__Exercise goal__
Rewrite the lines from the first one through the line containing "y-tick-label: 100 [118, 369, 158, 396]", changing every "Expansion" to "Increase" and leaving everything else as it is.
- - - - -
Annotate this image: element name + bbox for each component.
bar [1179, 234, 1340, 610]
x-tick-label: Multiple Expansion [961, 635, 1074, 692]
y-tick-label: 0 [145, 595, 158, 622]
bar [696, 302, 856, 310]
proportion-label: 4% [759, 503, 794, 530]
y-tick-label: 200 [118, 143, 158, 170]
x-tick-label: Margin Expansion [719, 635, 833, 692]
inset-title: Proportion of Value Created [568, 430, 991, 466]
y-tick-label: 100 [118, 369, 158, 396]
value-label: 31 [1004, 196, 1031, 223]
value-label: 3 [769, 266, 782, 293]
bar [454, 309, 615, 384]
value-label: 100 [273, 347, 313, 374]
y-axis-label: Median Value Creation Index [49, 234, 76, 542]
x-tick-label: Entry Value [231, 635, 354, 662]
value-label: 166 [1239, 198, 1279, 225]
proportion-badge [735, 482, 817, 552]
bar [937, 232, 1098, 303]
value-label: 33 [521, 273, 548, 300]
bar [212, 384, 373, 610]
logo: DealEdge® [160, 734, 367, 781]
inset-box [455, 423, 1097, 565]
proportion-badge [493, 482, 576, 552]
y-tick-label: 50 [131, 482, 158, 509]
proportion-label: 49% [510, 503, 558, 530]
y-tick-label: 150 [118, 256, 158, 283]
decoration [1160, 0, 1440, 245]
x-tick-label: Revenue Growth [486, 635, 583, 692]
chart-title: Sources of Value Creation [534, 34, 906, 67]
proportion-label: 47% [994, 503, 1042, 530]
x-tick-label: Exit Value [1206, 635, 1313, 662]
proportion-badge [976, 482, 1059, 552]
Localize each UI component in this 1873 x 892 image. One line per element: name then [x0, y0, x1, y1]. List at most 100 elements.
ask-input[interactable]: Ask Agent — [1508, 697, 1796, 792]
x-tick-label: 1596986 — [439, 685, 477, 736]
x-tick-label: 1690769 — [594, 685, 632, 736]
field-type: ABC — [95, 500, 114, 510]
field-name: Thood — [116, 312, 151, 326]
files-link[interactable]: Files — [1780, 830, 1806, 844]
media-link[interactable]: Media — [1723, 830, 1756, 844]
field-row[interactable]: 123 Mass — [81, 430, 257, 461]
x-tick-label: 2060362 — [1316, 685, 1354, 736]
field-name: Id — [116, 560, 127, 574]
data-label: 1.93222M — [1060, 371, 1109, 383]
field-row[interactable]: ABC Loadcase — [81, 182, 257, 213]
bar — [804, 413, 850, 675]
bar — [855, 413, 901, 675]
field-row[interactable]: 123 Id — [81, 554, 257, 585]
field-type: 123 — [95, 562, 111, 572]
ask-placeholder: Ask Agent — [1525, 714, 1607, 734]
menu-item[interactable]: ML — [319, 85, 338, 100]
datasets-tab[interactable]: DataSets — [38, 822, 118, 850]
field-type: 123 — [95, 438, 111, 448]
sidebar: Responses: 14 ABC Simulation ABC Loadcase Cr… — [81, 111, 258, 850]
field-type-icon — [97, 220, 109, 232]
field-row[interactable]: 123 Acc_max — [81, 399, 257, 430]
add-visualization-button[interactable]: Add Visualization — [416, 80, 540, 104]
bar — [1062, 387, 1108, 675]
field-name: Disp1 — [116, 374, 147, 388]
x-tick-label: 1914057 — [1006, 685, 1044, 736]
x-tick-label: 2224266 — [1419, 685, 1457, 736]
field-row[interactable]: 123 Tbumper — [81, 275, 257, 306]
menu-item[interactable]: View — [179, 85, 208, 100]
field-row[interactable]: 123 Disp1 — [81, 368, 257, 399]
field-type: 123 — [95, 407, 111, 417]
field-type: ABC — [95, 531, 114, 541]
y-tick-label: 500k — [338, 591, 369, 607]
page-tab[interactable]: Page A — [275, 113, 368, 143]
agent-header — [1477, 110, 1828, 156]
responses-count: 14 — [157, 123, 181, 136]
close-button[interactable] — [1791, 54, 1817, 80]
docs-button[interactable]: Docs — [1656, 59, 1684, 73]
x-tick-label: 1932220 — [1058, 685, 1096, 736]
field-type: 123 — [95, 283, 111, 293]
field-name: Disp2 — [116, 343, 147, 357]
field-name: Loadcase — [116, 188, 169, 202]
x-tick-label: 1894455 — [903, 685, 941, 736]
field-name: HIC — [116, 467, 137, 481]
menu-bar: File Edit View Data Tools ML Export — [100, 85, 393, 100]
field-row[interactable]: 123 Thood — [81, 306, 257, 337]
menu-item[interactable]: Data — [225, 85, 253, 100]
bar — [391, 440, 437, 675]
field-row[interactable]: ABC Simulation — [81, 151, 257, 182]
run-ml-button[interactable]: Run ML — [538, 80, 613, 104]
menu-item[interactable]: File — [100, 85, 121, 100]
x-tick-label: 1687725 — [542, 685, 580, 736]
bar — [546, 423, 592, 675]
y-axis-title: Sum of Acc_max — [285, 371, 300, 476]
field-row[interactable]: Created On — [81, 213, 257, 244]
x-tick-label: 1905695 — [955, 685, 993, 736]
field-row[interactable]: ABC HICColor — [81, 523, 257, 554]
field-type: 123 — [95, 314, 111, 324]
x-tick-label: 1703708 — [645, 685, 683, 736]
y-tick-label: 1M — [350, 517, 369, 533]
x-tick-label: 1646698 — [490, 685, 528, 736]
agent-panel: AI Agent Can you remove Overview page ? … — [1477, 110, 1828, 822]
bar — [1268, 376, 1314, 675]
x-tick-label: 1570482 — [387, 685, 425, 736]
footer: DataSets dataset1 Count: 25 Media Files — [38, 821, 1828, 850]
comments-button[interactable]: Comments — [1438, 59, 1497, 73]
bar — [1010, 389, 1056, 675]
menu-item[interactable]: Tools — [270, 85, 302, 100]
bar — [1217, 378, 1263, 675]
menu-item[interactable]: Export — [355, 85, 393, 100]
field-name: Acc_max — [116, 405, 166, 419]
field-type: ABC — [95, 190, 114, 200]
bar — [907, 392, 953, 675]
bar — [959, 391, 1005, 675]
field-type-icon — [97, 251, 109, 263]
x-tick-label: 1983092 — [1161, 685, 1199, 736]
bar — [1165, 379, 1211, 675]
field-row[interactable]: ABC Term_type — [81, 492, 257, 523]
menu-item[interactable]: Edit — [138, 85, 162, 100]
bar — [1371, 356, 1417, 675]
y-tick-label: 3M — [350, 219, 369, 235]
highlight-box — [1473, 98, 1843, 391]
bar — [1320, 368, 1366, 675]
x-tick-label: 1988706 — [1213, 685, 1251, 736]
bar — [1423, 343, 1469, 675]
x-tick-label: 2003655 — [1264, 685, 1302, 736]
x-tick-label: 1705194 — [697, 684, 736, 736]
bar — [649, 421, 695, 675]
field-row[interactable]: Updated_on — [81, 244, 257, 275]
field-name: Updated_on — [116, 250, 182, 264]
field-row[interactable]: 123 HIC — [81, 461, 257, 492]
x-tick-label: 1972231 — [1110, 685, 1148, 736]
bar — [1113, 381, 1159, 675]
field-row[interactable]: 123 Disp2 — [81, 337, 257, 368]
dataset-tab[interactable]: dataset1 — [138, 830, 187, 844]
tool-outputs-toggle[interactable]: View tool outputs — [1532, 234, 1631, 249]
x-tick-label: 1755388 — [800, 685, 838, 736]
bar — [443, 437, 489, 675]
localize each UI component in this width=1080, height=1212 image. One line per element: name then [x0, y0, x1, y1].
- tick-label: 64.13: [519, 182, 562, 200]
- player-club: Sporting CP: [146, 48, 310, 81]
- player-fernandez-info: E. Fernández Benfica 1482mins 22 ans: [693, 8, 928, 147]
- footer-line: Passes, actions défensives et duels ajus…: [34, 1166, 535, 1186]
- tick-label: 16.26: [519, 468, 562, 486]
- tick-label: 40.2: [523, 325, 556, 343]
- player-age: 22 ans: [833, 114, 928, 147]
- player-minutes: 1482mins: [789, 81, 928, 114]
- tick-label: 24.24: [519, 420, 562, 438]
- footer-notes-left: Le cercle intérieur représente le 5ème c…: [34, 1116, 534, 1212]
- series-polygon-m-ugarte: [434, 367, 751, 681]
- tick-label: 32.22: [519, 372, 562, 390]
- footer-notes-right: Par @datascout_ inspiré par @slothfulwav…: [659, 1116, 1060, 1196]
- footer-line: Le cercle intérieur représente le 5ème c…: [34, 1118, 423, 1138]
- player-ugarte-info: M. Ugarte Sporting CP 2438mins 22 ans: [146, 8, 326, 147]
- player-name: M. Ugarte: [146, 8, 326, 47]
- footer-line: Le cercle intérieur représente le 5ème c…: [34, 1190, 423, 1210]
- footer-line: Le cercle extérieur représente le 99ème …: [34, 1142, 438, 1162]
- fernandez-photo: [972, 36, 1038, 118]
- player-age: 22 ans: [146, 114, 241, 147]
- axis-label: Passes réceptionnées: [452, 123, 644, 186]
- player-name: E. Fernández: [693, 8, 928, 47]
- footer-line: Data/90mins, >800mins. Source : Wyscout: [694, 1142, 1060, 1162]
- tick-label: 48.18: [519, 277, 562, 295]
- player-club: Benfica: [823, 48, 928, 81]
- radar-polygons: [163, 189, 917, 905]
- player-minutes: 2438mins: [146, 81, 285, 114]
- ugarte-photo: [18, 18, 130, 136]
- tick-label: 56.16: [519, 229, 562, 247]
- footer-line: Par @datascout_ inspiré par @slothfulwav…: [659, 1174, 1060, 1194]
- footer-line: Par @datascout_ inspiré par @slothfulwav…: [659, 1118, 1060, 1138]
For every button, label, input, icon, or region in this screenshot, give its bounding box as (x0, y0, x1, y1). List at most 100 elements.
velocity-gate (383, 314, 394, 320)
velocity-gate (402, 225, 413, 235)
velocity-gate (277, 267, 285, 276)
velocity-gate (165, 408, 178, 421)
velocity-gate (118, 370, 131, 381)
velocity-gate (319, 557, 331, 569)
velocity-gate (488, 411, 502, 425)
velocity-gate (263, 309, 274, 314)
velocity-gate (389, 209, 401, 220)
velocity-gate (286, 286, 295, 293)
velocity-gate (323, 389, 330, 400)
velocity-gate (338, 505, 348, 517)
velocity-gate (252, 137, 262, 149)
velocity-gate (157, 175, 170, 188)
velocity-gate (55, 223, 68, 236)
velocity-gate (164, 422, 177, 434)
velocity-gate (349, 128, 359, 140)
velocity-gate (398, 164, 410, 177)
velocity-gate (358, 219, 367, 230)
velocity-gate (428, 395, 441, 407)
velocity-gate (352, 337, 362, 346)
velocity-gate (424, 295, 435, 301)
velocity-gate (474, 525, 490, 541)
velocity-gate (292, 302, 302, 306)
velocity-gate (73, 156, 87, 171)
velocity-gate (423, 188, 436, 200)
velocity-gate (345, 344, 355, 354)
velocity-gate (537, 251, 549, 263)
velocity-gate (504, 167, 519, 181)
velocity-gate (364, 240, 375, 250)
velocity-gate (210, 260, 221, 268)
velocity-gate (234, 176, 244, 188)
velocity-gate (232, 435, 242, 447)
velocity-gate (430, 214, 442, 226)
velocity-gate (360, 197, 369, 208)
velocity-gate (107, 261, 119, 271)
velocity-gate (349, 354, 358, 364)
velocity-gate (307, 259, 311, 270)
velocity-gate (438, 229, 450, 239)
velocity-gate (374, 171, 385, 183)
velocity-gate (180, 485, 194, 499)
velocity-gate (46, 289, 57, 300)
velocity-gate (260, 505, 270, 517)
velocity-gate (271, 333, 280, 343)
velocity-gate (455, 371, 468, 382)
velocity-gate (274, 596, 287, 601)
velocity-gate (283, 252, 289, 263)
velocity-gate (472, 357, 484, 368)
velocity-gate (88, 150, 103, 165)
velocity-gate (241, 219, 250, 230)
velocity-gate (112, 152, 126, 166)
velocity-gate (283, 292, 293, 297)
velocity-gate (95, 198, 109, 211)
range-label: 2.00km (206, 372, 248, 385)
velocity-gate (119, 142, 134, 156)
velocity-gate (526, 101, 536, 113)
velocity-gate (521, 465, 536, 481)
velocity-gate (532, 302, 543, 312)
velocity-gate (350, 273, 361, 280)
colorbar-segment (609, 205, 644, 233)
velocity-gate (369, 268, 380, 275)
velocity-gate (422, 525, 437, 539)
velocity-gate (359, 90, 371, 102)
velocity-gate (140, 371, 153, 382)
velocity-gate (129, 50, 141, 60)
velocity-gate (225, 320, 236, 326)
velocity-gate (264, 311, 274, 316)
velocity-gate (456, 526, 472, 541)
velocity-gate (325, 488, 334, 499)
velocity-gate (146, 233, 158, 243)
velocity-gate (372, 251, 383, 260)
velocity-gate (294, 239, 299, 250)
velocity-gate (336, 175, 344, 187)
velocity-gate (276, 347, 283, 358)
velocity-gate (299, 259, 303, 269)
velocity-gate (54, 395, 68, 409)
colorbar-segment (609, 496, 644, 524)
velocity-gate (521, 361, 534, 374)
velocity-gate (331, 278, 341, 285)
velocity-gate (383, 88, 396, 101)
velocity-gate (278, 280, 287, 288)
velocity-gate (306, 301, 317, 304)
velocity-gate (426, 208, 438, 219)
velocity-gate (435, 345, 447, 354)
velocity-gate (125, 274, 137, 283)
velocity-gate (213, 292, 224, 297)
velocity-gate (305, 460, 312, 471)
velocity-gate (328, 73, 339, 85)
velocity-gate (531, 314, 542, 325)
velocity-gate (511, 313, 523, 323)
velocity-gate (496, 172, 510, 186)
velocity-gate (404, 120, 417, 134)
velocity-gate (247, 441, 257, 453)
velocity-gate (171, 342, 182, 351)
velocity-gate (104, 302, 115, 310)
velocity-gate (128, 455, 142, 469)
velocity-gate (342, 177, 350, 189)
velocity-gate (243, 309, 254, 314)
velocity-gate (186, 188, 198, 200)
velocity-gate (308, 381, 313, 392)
- - - - -
__Task answer__
Annotate this image: element name + bbox for each component.
bar [1179, 234, 1340, 610]
x-tick-label: Multiple Increase [961, 635, 1074, 692]
y-tick-label: 0 [145, 595, 158, 622]
bar [696, 302, 856, 310]
proportion-label: 4% [759, 503, 794, 530]
y-tick-label: 200 [118, 143, 158, 170]
x-tick-label: Margin Increase [719, 635, 833, 692]
inset-title: Proportion of Value Created [568, 430, 991, 466]
y-tick-label: 100 [118, 369, 158, 396]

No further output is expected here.